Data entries

####################

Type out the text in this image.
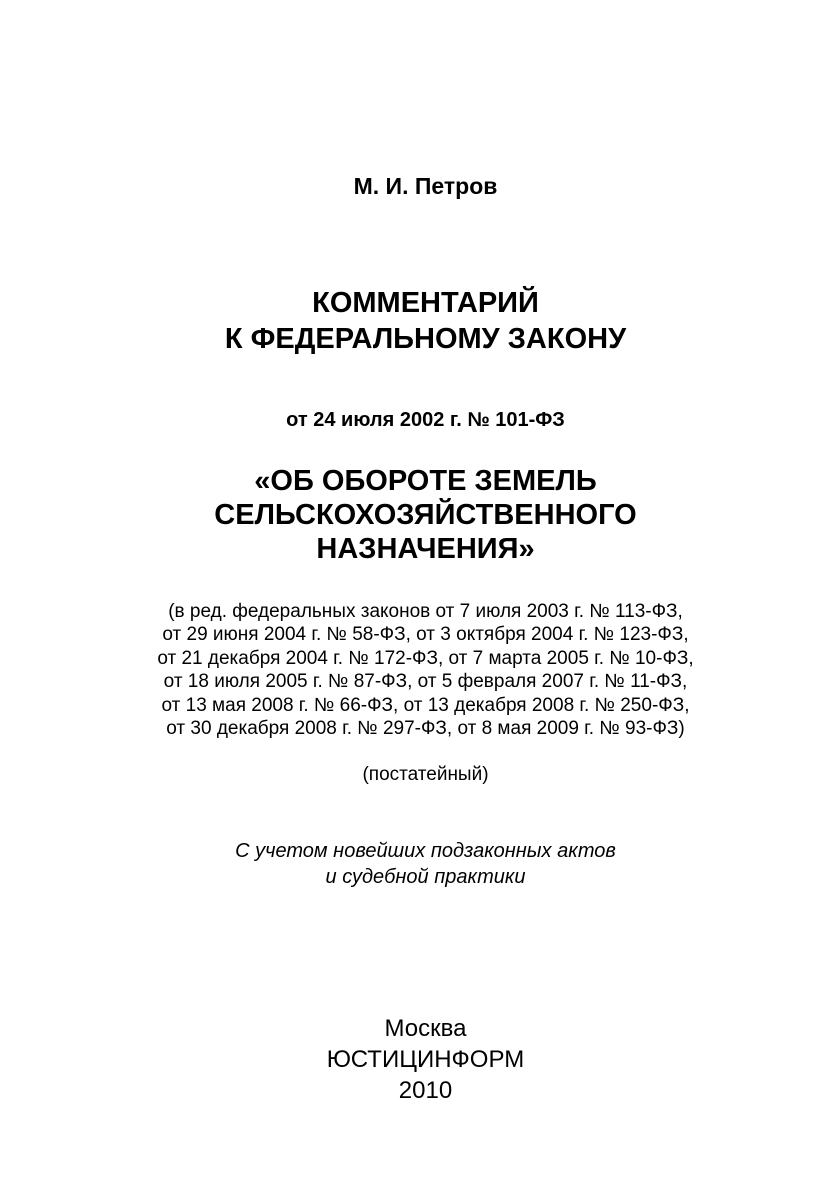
М. И. Петров
КОММЕНТАРИЙ
К ФЕДЕРАЛЬНОМУ ЗАКОНУ
от 24 июля 2002 г. № 101-ФЗ
«ОБ ОБОРОТЕ ЗЕМЕЛЬ
СЕЛЬСКОХОЗЯЙСТВЕННОГО
НАЗНАЧЕНИЯ»
(в ред. федеральных законов от 7 июля 2003 г. № 113-ФЗ,
от 29 июня 2004 г. № 58-ФЗ, от 3 октября 2004 г. № 123-ФЗ,
от 21 декабря 2004 г. № 172-ФЗ, от 7 марта 2005 г. № 10-ФЗ,
от 18 июля 2005 г. № 87-ФЗ, от 5 февраля 2007 г. № 11-ФЗ,
от 13 мая 2008 г. № 66-ФЗ, от 13 декабря 2008 г. № 250-ФЗ,
от 30 декабря 2008 г. № 297-ФЗ, от 8 мая 2009 г. № 93-ФЗ)
(постатейный)
С учетом новейших подзаконных актов
и судебной практики
Москва
ЮСТИЦИНФОРМ
2010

####################

THE EXERCISE:
Where a line in the entries holds the word "декабря", copy that line.

RESULT FOR THIS TASK:
от 21 декабря 2004 г. № 172-ФЗ, от 7 марта 2005 г. № 10-ФЗ,
от 13 мая 2008 г. № 66-ФЗ, от 13 декабря 2008 г. № 250-ФЗ,
от 30 декабря 2008 г. № 297-ФЗ, от 8 мая 2009 г. № 93-ФЗ)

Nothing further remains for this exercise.